Figure collection entries:

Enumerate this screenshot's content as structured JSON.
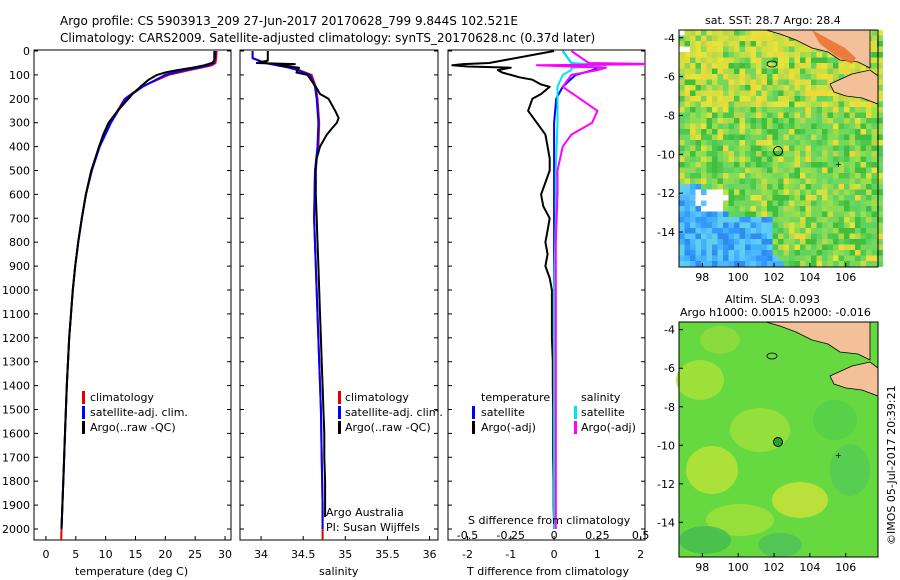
{
  "header": {
    "title_line1": "Argo profile: CS 5903913_209 27-Jun-2017 20170628_799 9.844S 102.521E",
    "title_line2": "Climatology: CARS2009. Satellite-adjusted climatology: synTS_20170628.nc (0.37d later)"
  },
  "colors": {
    "climatology": "#e00000",
    "satellite": "#0000ff",
    "argo": "#000000",
    "satellite_salinity": "#00e5ee",
    "argo_adj_salinity": "#ff00ff",
    "land": "#f4c09a"
  },
  "chart_data": [
    {
      "id": "temperature",
      "type": "line",
      "xlabel": "temperature (deg C)",
      "ylim": [
        2050,
        0
      ],
      "xlim": [
        -2,
        31
      ],
      "xticks": [
        "0",
        "5",
        "10",
        "15",
        "20",
        "25",
        "30"
      ],
      "yticks": [
        "0",
        "100",
        "200",
        "300",
        "400",
        "500",
        "600",
        "700",
        "800",
        "900",
        "1000",
        "1100",
        "1200",
        "1300",
        "1400",
        "1500",
        "1600",
        "1700",
        "1800",
        "1900",
        "2000"
      ],
      "legend": [
        "climatology",
        "satellite-adj. clim.",
        "Argo(..raw -QC)"
      ],
      "series": [
        {
          "name": "climatology",
          "pressure": [
            0,
            30,
            50,
            60,
            70,
            80,
            100,
            150,
            200,
            300,
            400,
            500,
            600,
            700,
            800,
            900,
            1000,
            1200,
            1400,
            1600,
            1800,
            2000,
            2050
          ],
          "values": [
            28.6,
            28.5,
            28.4,
            27.8,
            26,
            24,
            20.5,
            16,
            13.2,
            10.8,
            8.9,
            7.6,
            6.7,
            6,
            5.4,
            4.9,
            4.5,
            3.9,
            3.5,
            3.2,
            2.9,
            2.6,
            2.55
          ]
        },
        {
          "name": "satellite-adj. clim.",
          "pressure": [
            0,
            30,
            50,
            60,
            70,
            80,
            100,
            150,
            200,
            300,
            400,
            500,
            600,
            700,
            800,
            900,
            1000,
            1200,
            1400,
            1600,
            1800,
            2000
          ],
          "values": [
            28.4,
            28.3,
            28.1,
            27.2,
            25.5,
            23.2,
            20,
            16.2,
            13.3,
            10.9,
            9,
            7.7,
            6.7,
            6,
            5.4,
            4.9,
            4.5,
            3.9,
            3.5,
            3.2,
            2.9,
            2.6
          ]
        },
        {
          "name": "Argo(..raw -QC)",
          "pressure": [
            0,
            40,
            50,
            60,
            70,
            80,
            90,
            100,
            120,
            150,
            180,
            200,
            250,
            300,
            350,
            400,
            500,
            600,
            700,
            800,
            900,
            1000,
            1200,
            1400,
            1600,
            1800,
            2000
          ],
          "values": [
            28.2,
            28.2,
            27.8,
            26.5,
            24.5,
            22,
            20,
            18.6,
            17.2,
            15.8,
            14.5,
            13.8,
            12,
            10.5,
            9.6,
            8.9,
            7.6,
            6.7,
            6,
            5.4,
            4.9,
            4.5,
            3.9,
            3.5,
            3.2,
            2.9,
            2.6
          ]
        }
      ]
    },
    {
      "id": "salinity",
      "type": "line",
      "xlabel": "salinity",
      "ylim": [
        2050,
        0
      ],
      "xlim": [
        33.75,
        36.1
      ],
      "xticks": [
        "34",
        "34.5",
        "35",
        "35.5",
        "36"
      ],
      "legend": [
        "climatology",
        "satellite-adj. clim.",
        "Argo(..raw -QC)"
      ],
      "annotation": [
        "Argo Australia",
        "PI: Susan Wijffels"
      ],
      "series": [
        {
          "name": "climatology",
          "pressure": [
            0,
            30,
            50,
            70,
            80,
            100,
            150,
            200,
            300,
            400,
            500,
            700,
            900,
            1100,
            1300,
            1500,
            1700,
            1900,
            2050
          ],
          "values": [
            33.9,
            33.9,
            34.05,
            34.35,
            34.45,
            34.6,
            34.65,
            34.67,
            34.69,
            34.68,
            34.64,
            34.63,
            34.65,
            34.67,
            34.69,
            34.71,
            34.72,
            34.73,
            34.73
          ]
        },
        {
          "name": "satellite-adj. clim.",
          "pressure": [
            0,
            30,
            50,
            70,
            80,
            100,
            150,
            200,
            300,
            400,
            500,
            700,
            900,
            1100,
            1300,
            1500,
            1700,
            1900,
            2000
          ],
          "values": [
            33.9,
            33.9,
            34.05,
            34.33,
            34.43,
            34.58,
            34.64,
            34.66,
            34.68,
            34.67,
            34.64,
            34.63,
            34.65,
            34.67,
            34.69,
            34.71,
            34.72,
            34.73,
            34.73
          ]
        },
        {
          "name": "Argo(..raw -QC)",
          "pressure": [
            0,
            40,
            50,
            55,
            60,
            70,
            90,
            100,
            150,
            180,
            200,
            250,
            280,
            300,
            320,
            350,
            400,
            450,
            500,
            600,
            700,
            800,
            900,
            1000,
            1100,
            1200,
            1300,
            1400,
            1500,
            1600,
            1700,
            1800,
            1900,
            1950
          ],
          "values": [
            34.08,
            34.08,
            33.95,
            34.4,
            34.2,
            34.45,
            34.42,
            34.55,
            34.65,
            34.7,
            34.8,
            34.88,
            34.92,
            34.9,
            34.85,
            34.78,
            34.7,
            34.66,
            34.65,
            34.65,
            34.66,
            34.67,
            34.68,
            34.69,
            34.7,
            34.71,
            34.72,
            34.73,
            34.74,
            34.75,
            34.75,
            34.76,
            34.76,
            34.76
          ]
        }
      ]
    },
    {
      "id": "difference",
      "type": "line",
      "xlabel": "T difference from climatology",
      "xlabel_top": "S difference from climatology",
      "ylim": [
        2050,
        0
      ],
      "xlim": [
        -2.45,
        2.1
      ],
      "xticks_bottom": [
        "-2",
        "-1",
        "0",
        "1",
        "2"
      ],
      "xticks_top": [
        "-0.5",
        "-0.25",
        "0",
        "0.25",
        "0.5"
      ],
      "legend_left_title": "temperature",
      "legend_left": [
        "satellite",
        "Argo(-adj)"
      ],
      "legend_right_title": "salinity",
      "legend_right": [
        "satellite",
        "Argo(-adj)"
      ],
      "series": [
        {
          "name": "temperature satellite",
          "pressure": [
            0,
            50,
            60,
            70,
            80,
            100,
            150,
            200,
            300,
            500,
            1000,
            1500,
            2000
          ],
          "values": [
            0.2,
            0.4,
            0.8,
            1,
            0.9,
            0.5,
            0.2,
            0.05,
            0,
            0,
            0,
            0,
            0
          ]
        },
        {
          "name": "temperature Argo(-adj)",
          "pressure": [
            0,
            50,
            55,
            60,
            65,
            70,
            80,
            90,
            100,
            110,
            120,
            140,
            150,
            180,
            200,
            250,
            300,
            350,
            400,
            450,
            500,
            550,
            600,
            650,
            700,
            750,
            800,
            850,
            900,
            950,
            1000,
            1100,
            1200,
            1300,
            1400,
            1500,
            1600,
            1700,
            1800,
            1900,
            2000
          ],
          "values": [
            0,
            -1.5,
            -2.1,
            -2.35,
            -2.0,
            -1.0,
            -1.3,
            -1.2,
            -1.0,
            -0.8,
            -0.5,
            -0.3,
            -0.1,
            -0.3,
            -0.5,
            -0.6,
            -0.4,
            -0.2,
            -0.15,
            -0.1,
            -0.1,
            -0.2,
            -0.3,
            -0.25,
            -0.1,
            -0.15,
            -0.2,
            -0.15,
            -0.2,
            -0.1,
            -0.05,
            -0.05,
            -0.05,
            -0.03,
            -0.03,
            -0.02,
            -0.02,
            -0.02,
            -0.01,
            -0.01,
            0
          ]
        },
        {
          "name": "salinity satellite",
          "pressure": [
            0,
            50,
            60,
            70,
            80,
            100,
            150,
            200,
            300,
            500,
            700,
            1000,
            1500,
            2000
          ],
          "values": [
            0.05,
            0.1,
            0.3,
            0.1,
            0.1,
            0.05,
            0.02,
            0.02,
            0.02,
            0.01,
            0.01,
            0,
            0,
            0
          ]
        },
        {
          "name": "salinity Argo(-adj)",
          "pressure": [
            0,
            50,
            55,
            60,
            70,
            80,
            100,
            150,
            200,
            250,
            300,
            350,
            400,
            500,
            600,
            800,
            1000,
            1500,
            2000
          ],
          "values": [
            0.1,
            0.2,
            0.6,
            -0.1,
            0.3,
            0.25,
            0.1,
            0.05,
            0.15,
            0.25,
            0.22,
            0.1,
            0.05,
            0.02,
            0.02,
            0.01,
            0.01,
            0.01,
            0.01
          ]
        }
      ]
    }
  ],
  "maps": [
    {
      "id": "sst-map",
      "title": "sat. SST: 28.7 Argo: 28.4",
      "xticks": [
        "98",
        "100",
        "102",
        "104",
        "106"
      ],
      "yticks": [
        "-4",
        "-6",
        "-8",
        "-10",
        "-12",
        "-14"
      ]
    },
    {
      "id": "sla-map",
      "title_line1": "Altim. SLA: 0.093",
      "title_line2": "Argo h1000: 0.0015 h2000: -0.016",
      "xticks": [
        "98",
        "100",
        "102",
        "104",
        "106"
      ],
      "yticks": [
        "-4",
        "-6",
        "-8",
        "-10",
        "-12",
        "-14"
      ]
    }
  ],
  "footer": {
    "stamp": "©IMOS 05-Jul-2017 20:39:21"
  }
}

What the task asks = Isolate each line of the listing above that includes "difference". Copy it.

Result of the task =
      "id": "difference",
      "xlabel": "T difference from climatology",
      "xlabel_top": "S difference from climatology",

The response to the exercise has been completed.